* **Your instructions**:
Your answer should hold every line of the records below that contains the string "exon".

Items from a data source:
* * *
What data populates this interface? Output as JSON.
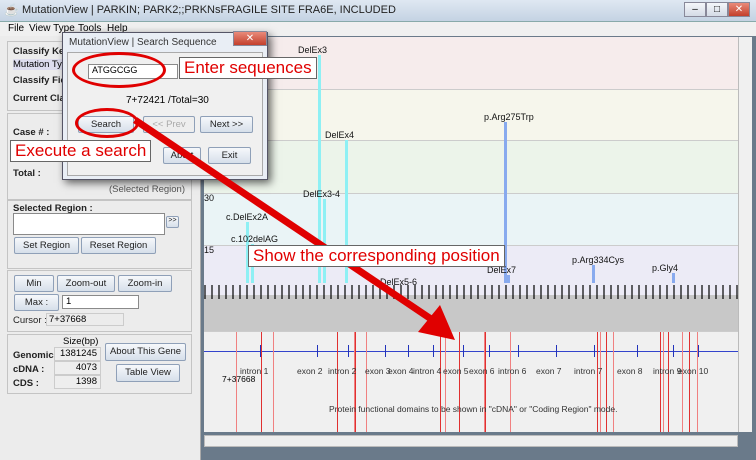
{
  "window": {
    "title": "MutationView | PARKIN; PARK2;;PRKNsFRAGILE SITE FRA6E, INCLUDED"
  },
  "menu": [
    "File",
    "View Type",
    "Tools",
    "Help"
  ],
  "left": {
    "classify_key": "Classify Key :",
    "classify_key_value": "Mutation Type",
    "classify_field": "Classify Field",
    "current_class": "Current Class",
    "case": "Case # :",
    "total": "Total :",
    "selected_region_note": "(Selected Region)",
    "selected_region": "Selected Region :",
    "expand": ">>",
    "set_region": "Set Region",
    "reset_region": "Reset Region",
    "min": "Min",
    "zoom_out": "Zoom-out",
    "zoom_in": "Zoom-in",
    "max": "Max :",
    "max_value": "1",
    "cursor_label": "Cursor :",
    "cursor_value": "7+37668",
    "size_header": "Size(bp)",
    "genomic_label": "Genomic :",
    "genomic": "1381245",
    "cdna_label": "cDNA :",
    "cdna": "4073",
    "cds_label": "CDS :",
    "cds": "1398",
    "about": "About This Gene",
    "table_view": "Table View"
  },
  "dialog": {
    "title": "MutationView | Search Sequence",
    "query": "ATGGCGG",
    "result": "7+72421 /Total=30",
    "search": "Search",
    "prev": "<< Prev",
    "next": "Next >>",
    "abort": "Abort",
    "exit": "Exit"
  },
  "chart": {
    "y_ticks": [
      "30",
      "15"
    ],
    "mutations": [
      {
        "label": "DelEx3",
        "color": "#8ef0f4"
      },
      {
        "label": "DelEx4",
        "color": "#8ef0f4"
      },
      {
        "label": "p.Arg275Trp",
        "color": "#88aaee"
      },
      {
        "label": "DelEx3-4",
        "color": "#8ef0f4"
      },
      {
        "label": "c.DelEx2A",
        "color": "#8ef0f4"
      },
      {
        "label": "c.102delAG",
        "color": "#8ef0f4"
      },
      {
        "label": "p.Arg334Cys",
        "color": "#88aaee"
      },
      {
        "label": "DelEx7",
        "color": "#88aaee"
      },
      {
        "label": "DelEx5-6",
        "color": "#8ef0f4"
      },
      {
        "label": "p.Gly4",
        "color": "#88aaee"
      }
    ]
  },
  "gene": {
    "cursor": "7+37668",
    "regions": [
      "intron 1",
      "exon 2",
      "intron 2",
      "exon 3",
      "exon 4",
      "intron 4",
      "exon 5",
      "exon 6",
      "intron 6",
      "exon 7",
      "intron 7",
      "exon 8",
      "intron 9",
      "exon 10"
    ],
    "note": "Protein functional domains to be shown in \"cDNA\" or \"Coding Region\" mode."
  },
  "annotations": {
    "enter": "Enter sequences",
    "execute": "Execute a search",
    "show": "Show the corresponding position"
  }
}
* * *
* **Result of this exercise**:
      "exon 2",
      "exon 3",
      "exon 4",
      "exon 5",
      "exon 6",
      "exon 7",
      "exon 8",
      "exon 10"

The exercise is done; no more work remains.